Material for this exercise:
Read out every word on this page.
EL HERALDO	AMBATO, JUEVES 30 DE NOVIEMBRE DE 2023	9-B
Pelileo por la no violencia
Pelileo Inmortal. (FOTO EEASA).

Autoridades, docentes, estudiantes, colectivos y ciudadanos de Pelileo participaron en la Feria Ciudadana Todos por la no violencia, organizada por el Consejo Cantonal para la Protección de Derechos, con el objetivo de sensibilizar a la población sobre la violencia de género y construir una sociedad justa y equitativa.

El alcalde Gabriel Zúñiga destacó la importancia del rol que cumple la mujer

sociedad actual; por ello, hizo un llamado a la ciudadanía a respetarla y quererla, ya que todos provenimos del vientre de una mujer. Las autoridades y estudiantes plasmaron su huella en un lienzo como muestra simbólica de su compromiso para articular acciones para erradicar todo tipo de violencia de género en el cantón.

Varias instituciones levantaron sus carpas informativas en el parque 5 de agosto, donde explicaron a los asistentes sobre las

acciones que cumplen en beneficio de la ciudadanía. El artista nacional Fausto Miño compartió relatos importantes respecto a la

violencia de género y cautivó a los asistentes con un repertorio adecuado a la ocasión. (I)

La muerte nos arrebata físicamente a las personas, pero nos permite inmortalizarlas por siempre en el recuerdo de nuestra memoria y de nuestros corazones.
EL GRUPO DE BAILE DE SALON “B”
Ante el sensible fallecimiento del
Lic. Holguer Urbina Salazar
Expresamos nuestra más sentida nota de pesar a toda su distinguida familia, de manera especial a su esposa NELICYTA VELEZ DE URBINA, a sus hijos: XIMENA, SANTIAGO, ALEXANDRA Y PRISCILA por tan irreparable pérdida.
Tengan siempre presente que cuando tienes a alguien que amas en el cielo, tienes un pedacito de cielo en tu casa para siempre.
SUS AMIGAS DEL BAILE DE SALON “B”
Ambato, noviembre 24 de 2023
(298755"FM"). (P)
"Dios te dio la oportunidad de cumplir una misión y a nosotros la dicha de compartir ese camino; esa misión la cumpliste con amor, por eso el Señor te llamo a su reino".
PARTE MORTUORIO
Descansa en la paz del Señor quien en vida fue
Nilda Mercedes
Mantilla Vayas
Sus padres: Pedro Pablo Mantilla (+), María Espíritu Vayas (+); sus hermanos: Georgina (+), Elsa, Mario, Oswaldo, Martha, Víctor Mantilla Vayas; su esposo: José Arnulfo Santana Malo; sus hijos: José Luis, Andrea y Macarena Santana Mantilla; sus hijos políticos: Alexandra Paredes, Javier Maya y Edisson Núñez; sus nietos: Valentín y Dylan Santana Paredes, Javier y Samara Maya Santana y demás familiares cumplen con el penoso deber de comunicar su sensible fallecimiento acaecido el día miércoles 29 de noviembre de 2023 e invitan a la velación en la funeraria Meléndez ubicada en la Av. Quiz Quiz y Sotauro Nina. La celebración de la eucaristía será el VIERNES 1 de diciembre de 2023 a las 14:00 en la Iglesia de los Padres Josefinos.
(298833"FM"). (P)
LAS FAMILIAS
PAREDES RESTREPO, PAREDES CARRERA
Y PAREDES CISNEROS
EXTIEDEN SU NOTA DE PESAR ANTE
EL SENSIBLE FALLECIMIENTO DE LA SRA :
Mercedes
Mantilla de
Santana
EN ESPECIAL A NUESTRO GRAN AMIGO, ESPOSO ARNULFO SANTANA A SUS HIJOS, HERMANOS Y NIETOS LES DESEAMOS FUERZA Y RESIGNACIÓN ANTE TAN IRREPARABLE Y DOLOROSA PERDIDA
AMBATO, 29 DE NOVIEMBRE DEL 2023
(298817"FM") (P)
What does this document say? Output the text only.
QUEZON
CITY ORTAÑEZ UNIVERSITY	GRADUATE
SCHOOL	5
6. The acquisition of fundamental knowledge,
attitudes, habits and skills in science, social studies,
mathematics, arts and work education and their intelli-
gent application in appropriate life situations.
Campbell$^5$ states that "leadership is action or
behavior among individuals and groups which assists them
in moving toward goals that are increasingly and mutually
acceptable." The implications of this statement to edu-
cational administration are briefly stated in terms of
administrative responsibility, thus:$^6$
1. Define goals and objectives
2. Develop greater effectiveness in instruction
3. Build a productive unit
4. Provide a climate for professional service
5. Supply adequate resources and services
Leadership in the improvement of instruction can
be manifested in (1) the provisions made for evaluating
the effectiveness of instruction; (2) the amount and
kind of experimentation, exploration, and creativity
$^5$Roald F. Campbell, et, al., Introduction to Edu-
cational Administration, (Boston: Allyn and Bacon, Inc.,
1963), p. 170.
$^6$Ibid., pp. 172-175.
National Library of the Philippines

---

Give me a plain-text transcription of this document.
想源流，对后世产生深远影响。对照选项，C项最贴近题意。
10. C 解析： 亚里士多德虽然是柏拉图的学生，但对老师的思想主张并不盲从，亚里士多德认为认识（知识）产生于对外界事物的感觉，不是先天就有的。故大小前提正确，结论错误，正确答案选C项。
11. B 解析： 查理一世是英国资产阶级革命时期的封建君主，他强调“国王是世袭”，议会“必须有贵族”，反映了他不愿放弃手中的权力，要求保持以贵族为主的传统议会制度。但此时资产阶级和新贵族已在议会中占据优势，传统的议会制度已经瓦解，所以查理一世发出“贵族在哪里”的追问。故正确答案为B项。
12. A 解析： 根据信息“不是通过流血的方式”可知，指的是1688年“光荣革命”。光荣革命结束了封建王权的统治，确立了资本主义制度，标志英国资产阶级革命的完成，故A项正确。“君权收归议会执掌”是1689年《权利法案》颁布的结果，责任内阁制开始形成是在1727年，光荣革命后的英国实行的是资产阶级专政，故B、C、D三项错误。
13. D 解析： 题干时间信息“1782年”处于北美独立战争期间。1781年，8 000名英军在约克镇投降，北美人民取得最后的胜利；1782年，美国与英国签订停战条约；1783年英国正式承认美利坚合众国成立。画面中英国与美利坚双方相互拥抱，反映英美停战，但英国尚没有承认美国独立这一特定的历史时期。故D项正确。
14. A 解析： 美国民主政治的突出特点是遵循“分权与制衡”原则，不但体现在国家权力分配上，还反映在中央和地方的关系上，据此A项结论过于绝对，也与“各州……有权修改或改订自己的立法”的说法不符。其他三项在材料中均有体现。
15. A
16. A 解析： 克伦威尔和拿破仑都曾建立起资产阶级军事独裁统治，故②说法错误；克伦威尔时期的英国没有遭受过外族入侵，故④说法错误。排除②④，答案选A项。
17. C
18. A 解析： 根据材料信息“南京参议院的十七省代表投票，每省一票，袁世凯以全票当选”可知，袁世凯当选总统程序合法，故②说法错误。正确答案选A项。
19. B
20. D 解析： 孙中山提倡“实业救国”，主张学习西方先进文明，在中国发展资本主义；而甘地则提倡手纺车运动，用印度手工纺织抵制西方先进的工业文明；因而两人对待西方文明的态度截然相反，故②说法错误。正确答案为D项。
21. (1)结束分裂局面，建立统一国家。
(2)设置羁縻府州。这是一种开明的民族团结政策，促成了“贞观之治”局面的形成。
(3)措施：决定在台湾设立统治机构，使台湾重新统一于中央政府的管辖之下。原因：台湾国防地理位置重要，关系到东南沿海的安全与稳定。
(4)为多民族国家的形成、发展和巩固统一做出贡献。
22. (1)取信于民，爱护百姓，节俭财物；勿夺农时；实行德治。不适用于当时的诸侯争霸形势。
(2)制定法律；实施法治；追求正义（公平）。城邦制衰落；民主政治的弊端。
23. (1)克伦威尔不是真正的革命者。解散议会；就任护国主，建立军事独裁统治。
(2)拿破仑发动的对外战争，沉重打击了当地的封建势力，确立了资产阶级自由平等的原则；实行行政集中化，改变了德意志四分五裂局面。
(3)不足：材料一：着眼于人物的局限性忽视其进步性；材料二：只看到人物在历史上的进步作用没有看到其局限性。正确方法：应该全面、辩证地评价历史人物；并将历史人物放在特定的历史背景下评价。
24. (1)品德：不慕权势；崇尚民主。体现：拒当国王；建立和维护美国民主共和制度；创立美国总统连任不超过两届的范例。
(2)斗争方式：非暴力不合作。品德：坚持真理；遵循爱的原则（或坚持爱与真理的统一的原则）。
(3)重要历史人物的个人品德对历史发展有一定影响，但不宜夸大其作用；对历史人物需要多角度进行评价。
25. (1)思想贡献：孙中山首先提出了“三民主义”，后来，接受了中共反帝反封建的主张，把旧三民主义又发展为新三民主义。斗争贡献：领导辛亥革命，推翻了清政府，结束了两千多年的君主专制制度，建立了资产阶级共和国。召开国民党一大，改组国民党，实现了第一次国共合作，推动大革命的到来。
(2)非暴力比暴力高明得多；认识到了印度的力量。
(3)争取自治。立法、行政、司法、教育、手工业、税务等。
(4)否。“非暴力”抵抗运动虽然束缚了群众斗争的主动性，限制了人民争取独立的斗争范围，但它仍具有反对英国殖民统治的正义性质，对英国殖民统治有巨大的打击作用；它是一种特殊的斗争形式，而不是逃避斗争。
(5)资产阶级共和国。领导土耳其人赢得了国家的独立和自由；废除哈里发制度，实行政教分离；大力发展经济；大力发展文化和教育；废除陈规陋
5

--

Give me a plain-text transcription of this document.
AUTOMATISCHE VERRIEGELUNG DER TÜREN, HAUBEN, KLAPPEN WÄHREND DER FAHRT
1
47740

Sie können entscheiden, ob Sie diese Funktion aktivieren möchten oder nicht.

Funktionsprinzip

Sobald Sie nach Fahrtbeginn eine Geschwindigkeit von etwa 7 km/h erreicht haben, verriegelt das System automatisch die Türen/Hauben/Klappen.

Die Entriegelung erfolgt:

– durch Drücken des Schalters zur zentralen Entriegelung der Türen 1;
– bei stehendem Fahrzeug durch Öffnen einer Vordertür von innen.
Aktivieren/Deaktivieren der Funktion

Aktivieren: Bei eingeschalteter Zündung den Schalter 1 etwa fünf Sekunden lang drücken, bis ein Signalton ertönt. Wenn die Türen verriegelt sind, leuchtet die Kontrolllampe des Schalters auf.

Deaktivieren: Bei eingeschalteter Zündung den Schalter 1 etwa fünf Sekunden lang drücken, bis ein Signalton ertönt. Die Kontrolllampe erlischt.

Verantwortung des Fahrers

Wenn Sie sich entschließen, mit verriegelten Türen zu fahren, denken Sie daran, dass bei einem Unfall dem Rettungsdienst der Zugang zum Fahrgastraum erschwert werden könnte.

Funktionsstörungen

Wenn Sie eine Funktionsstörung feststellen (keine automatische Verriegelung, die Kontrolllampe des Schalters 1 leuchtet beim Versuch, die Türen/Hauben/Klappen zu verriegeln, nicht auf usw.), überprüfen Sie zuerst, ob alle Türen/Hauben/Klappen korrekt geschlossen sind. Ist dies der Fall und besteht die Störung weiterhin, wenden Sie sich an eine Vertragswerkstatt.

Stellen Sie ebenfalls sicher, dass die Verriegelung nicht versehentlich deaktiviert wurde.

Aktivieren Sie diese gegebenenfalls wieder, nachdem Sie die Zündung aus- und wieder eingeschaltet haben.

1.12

Aim: Locate all lines in the listing above with the word "Pelileo". Copy them.

The response:
Pelileo por la no violencia
Pelileo Inmortal. (FOTO EEASA).
Autoridades, docentes, estudiantes, colectivos y ciudadanos de Pelileo participaron en la Feria Ciudadana Todos por la no violencia, organizada por el Consejo Cantonal para la Protección de Derechos, con el objetivo de sensibilizar a la población sobre la violencia de género y construir una sociedad justa y equitativa.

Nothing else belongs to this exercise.